#### Data for the task ####
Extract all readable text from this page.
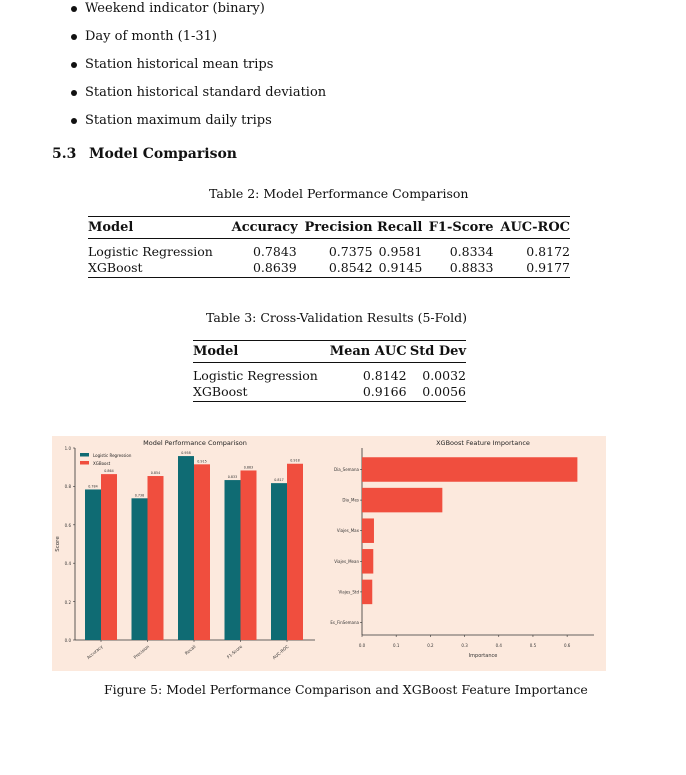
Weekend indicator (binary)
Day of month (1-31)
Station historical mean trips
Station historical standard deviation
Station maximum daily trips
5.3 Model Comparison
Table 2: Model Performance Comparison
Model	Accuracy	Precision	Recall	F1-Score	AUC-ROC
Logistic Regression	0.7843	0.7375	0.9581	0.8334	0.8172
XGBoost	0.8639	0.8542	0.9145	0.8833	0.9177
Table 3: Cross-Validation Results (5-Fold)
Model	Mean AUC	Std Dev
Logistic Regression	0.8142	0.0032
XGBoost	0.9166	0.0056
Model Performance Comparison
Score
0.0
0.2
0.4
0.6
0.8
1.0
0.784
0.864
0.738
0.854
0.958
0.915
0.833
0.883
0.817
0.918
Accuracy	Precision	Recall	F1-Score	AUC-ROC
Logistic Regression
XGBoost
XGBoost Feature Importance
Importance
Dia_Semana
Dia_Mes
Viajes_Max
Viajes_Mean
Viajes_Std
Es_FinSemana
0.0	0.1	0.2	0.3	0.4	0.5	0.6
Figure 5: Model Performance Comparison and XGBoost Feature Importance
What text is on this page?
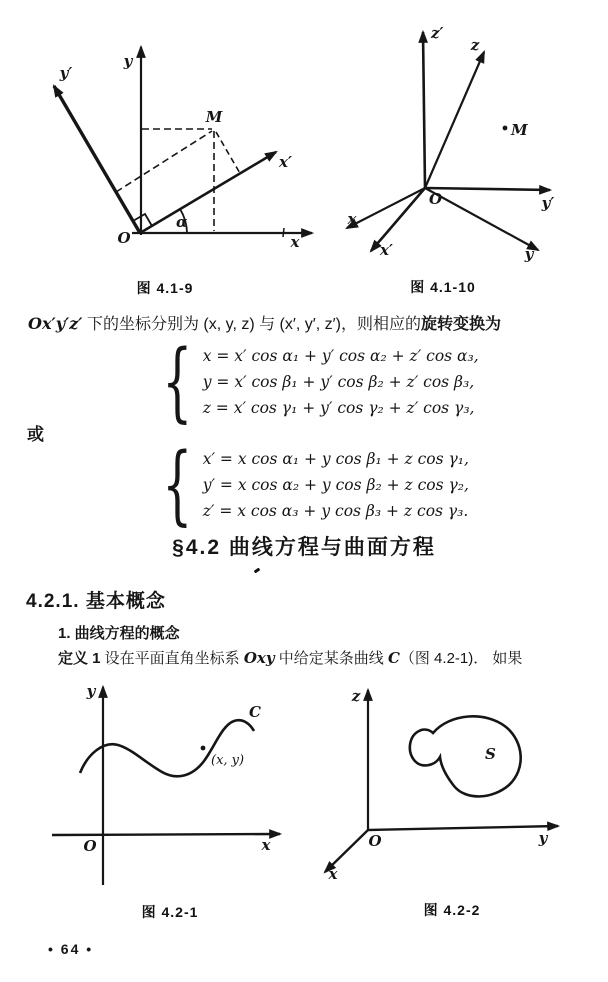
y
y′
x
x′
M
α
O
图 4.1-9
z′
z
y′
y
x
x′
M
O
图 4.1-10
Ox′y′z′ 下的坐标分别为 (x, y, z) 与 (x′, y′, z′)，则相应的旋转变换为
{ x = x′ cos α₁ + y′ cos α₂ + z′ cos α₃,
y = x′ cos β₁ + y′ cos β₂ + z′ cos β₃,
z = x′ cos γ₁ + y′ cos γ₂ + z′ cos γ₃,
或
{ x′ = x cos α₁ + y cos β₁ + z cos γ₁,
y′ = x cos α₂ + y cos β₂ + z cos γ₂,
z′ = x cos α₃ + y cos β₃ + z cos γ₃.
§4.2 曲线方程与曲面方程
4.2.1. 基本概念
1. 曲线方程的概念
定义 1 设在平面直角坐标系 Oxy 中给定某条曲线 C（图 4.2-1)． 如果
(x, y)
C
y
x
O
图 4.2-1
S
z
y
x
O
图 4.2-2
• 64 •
####
Locate each line with the word "Recall" and copy it.

Model	Accuracy	Precision	Recall	F1-Score	AUC-ROC
Accuracy	Precision	Recall	F1-Score	AUC-ROC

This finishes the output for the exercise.